> **WHAT TO PRODUCE**: Write out the listing exactly as it is given.

> **DATA ENTRIES**:
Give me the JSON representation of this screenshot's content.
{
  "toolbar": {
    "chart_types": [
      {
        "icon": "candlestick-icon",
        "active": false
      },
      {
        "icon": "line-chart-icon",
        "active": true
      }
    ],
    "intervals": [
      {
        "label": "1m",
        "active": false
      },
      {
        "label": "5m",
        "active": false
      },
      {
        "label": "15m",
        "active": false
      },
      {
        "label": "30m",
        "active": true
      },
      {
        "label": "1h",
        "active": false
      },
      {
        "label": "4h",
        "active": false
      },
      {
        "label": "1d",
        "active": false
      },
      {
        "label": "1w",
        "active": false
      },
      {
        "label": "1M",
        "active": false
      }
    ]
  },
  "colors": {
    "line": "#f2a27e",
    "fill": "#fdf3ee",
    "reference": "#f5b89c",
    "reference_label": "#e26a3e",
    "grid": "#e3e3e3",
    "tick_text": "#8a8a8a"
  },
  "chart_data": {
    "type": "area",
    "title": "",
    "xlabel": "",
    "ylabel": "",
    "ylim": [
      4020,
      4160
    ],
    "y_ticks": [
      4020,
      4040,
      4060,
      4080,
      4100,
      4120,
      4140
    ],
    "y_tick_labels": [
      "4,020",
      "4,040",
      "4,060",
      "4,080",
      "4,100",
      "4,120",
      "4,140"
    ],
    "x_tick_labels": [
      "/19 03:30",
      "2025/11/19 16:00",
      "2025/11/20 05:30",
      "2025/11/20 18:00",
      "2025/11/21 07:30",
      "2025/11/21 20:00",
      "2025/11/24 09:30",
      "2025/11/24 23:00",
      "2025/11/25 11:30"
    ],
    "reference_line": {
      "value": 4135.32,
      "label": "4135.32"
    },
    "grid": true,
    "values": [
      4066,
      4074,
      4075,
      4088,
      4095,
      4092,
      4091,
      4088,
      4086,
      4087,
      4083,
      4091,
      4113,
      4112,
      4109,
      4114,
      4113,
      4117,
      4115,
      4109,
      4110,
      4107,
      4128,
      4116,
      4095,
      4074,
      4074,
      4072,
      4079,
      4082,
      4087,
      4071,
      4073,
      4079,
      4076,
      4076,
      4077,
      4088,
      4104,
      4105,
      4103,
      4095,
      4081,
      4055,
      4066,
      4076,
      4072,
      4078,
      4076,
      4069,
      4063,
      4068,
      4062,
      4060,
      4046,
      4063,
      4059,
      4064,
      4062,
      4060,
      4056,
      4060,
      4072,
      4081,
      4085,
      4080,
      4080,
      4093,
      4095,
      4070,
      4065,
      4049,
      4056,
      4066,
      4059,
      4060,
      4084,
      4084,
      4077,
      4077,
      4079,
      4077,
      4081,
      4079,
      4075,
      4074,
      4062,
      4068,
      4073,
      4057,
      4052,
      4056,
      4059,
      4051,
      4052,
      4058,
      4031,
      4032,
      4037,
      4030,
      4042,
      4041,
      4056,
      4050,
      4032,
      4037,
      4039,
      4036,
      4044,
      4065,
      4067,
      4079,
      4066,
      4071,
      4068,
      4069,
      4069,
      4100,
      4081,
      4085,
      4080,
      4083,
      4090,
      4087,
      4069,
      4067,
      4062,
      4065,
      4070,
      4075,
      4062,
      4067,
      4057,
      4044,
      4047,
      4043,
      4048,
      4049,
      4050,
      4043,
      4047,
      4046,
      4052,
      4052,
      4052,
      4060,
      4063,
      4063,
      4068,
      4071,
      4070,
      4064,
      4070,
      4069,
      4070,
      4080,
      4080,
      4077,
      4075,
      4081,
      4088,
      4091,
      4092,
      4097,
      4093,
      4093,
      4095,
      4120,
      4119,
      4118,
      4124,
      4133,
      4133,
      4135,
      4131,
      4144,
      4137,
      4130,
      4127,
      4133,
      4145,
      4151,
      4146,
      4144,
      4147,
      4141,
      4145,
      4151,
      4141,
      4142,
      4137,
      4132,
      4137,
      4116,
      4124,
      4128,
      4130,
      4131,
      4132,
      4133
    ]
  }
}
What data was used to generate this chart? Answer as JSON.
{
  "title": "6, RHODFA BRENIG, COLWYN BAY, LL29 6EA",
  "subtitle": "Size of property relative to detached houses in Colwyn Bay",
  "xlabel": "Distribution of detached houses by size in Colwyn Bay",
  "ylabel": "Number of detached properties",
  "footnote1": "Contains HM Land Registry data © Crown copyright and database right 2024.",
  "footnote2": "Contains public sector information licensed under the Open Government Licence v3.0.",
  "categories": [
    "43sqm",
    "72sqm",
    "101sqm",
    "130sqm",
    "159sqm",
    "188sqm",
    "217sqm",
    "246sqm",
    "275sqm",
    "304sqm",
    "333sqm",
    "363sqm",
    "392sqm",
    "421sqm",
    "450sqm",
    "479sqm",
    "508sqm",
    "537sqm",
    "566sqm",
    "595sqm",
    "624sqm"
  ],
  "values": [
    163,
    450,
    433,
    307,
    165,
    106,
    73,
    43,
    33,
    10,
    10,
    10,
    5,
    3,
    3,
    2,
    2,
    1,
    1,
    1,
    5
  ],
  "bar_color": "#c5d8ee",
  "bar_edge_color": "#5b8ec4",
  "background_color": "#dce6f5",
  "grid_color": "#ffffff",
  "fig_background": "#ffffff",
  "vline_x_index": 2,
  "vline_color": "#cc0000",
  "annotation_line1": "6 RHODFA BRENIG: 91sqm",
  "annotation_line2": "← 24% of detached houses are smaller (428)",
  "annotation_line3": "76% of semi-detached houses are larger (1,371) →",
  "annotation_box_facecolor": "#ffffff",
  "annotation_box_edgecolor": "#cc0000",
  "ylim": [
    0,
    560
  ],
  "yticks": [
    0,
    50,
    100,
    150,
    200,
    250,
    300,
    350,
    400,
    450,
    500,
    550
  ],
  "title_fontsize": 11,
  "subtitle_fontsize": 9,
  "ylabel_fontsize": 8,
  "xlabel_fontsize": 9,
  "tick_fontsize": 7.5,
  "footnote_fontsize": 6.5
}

> **EXPECTED OUTPUT**:
Give me the JSON representation of this screenshot's content.
{
  "toolbar": {
    "chart_types": [
      {
        "icon": "candlestick-icon",
        "active": false
      },
      {
        "icon": "line-chart-icon",
        "active": true
      }
    ],
    "intervals": [
      {
        "label": "1m",
        "active": false
      },
      {
        "label": "5m",
        "active": false
      },
      {
        "label": "15m",
        "active": false
      },
      {
        "label": "30m",
        "active": true
      },
      {
        "label": "1h",
        "active": false
      },
      {
        "label": "4h",
        "active": false
      },
      {
        "label": "1d",
        "active": false
      },
      {
        "label": "1w",
        "active": false
      },
      {
        "label": "1M",
        "active": false
      }
    ]
  },
  "colors": {
    "line": "#f2a27e",
    "fill": "#fdf3ee",
    "reference": "#f5b89c",
    "reference_label": "#e26a3e",
    "grid": "#e3e3e3",
    "tick_text": "#8a8a8a"
  },
  "chart_data": {
    "type": "area",
    "title": "",
    "xlabel": "",
    "ylabel": "",
    "ylim": [
      4020,
      4160
    ],
    "y_ticks": [
      4020,
      4040,
      4060,
      4080,
      4100,
      4120,
      4140
    ],
    "y_tick_labels": [
      "4,020",
      "4,040",
      "4,060",
      "4,080",
      "4,100",
      "4,120",
      "4,140"
    ],
    "x_tick_labels": [
      "/19 03:30",
      "2025/11/19 16:00",
      "2025/11/20 05:30",
      "2025/11/20 18:00",
      "2025/11/21 07:30",
      "2025/11/21 20:00",
      "2025/11/24 09:30",
      "2025/11/24 23:00",
      "2025/11/25 11:30"
    ],
    "reference_line": {
      "value": 4135.32,
      "label": "4135.32"
    },
    "grid": true,
    "values": [
      4066,
      4074,
      4075,
      4088,
      4095,
      4092,
      4091,
      4088,
      4086,
      4087,
      4083,
      4091,
      4113,
      4112,
      4109,
      4114,
      4113,
      4117,
      4115,
      4109,
      4110,
      4107,
      4128,
      4116,
      4095,
      4074,
      4074,
      4072,
      4079,
      4082,
      4087,
      4071,
      4073,
      4079,
      4076,
      4076,
      4077,
      4088,
      4104,
      4105,
      4103,
      4095,
      4081,
      4055,
      4066,
      4076,
      4072,
      4078,
      4076,
      4069,
      4063,
      4068,
      4062,
      4060,
      4046,
      4063,
      4059,
      4064,
      4062,
      4060,
      4056,
      4060,
      4072,
      4081,
      4085,
      4080,
      4080,
      4093,
      4095,
      4070,
      4065,
      4049,
      4056,
      4066,
      4059,
      4060,
      4084,
      4084,
      4077,
      4077,
      4079,
      4077,
      4081,
      4079,
      4075,
      4074,
      4062,
      4068,
      4073,
      4057,
      4052,
      4056,
      4059,
      4051,
      4052,
      4058,
      4031,
      4032,
      4037,
      4030,
      4042,
      4041,
      4056,
      4050,
      4032,
      4037,
      4039,
      4036,
      4044,
      4065,
      4067,
      4079,
      4066,
      4071,
      4068,
      4069,
      4069,
      4100,
      4081,
      4085,
      4080,
      4083,
      4090,
      4087,
      4069,
      4067,
      4062,
      4065,
      4070,
      4075,
      4062,
      4067,
      4057,
      4044,
      4047,
      4043,
      4048,
      4049,
      4050,
      4043,
      4047,
      4046,
      4052,
      4052,
      4052,
      4060,
      4063,
      4063,
      4068,
      4071,
      4070,
      4064,
      4070,
      4069,
      4070,
      4080,
      4080,
      4077,
      4075,
      4081,
      4088,
      4091,
      4092,
      4097,
      4093,
      4093,
      4095,
      4120,
      4119,
      4118,
      4124,
      4133,
      4133,
      4135,
      4131,
      4144,
      4137,
      4130,
      4127,
      4133,
      4145,
      4151,
      4146,
      4144,
      4147,
      4141,
      4145,
      4151,
      4141,
      4142,
      4137,
      4132,
      4137,
      4116,
      4124,
      4128,
      4130,
      4131,
      4132,
      4133
    ]
  }
}
What data was used to generate this chart? Answer as JSON.
{
  "title": "6, RHODFA BRENIG, COLWYN BAY, LL29 6EA",
  "subtitle": "Size of property relative to detached houses in Colwyn Bay",
  "xlabel": "Distribution of detached houses by size in Colwyn Bay",
  "ylabel": "Number of detached properties",
  "footnote1": "Contains HM Land Registry data © Crown copyright and database right 2024.",
  "footnote2": "Contains public sector information licensed under the Open Government Licence v3.0.",
  "categories": [
    "43sqm",
    "72sqm",
    "101sqm",
    "130sqm",
    "159sqm",
    "188sqm",
    "217sqm",
    "246sqm",
    "275sqm",
    "304sqm",
    "333sqm",
    "363sqm",
    "392sqm",
    "421sqm",
    "450sqm",
    "479sqm",
    "508sqm",
    "537sqm",
    "566sqm",
    "595sqm",
    "624sqm"
  ],
  "values": [
    163,
    450,
    433,
    307,
    165,
    106,
    73,
    43,
    33,
    10,
    10,
    10,
    5,
    3,
    3,
    2,
    2,
    1,
    1,
    1,
    5
  ],
  "bar_color": "#c5d8ee",
  "bar_edge_color": "#5b8ec4",
  "background_color": "#dce6f5",
  "grid_color": "#ffffff",
  "fig_background": "#ffffff",
  "vline_x_index": 2,
  "vline_color": "#cc0000",
  "annotation_line1": "6 RHODFA BRENIG: 91sqm",
  "annotation_line2": "← 24% of detached houses are smaller (428)",
  "annotation_line3": "76% of semi-detached houses are larger (1,371) →",
  "annotation_box_facecolor": "#ffffff",
  "annotation_box_edgecolor": "#cc0000",
  "ylim": [
    0,
    560
  ],
  "yticks": [
    0,
    50,
    100,
    150,
    200,
    250,
    300,
    350,
    400,
    450,
    500,
    550
  ],
  "title_fontsize": 11,
  "subtitle_fontsize": 9,
  "ylabel_fontsize": 8,
  "xlabel_fontsize": 9,
  "tick_fontsize": 7.5,
  "footnote_fontsize": 6.5
}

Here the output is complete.